* **Instruction**
Find each line with the word "down" and copy it.
::::::
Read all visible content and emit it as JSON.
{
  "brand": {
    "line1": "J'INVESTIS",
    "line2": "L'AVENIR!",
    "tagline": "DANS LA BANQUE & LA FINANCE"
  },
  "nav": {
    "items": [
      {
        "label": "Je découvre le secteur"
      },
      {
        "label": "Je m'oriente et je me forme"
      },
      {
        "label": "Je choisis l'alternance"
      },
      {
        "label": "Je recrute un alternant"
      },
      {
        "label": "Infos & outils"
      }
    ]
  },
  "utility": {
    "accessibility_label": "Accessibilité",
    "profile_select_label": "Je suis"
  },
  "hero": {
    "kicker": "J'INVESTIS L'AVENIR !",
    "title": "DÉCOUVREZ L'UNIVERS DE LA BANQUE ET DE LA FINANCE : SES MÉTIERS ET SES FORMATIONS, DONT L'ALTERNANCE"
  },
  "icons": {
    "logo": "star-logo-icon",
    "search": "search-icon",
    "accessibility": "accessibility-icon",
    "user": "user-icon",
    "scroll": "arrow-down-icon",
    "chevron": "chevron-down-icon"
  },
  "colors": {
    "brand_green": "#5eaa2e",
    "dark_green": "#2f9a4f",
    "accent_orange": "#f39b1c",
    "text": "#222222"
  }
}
::::::
* **The result**
    "scroll": "arrow-down-icon",
    "chevron": "chevron-down-icon"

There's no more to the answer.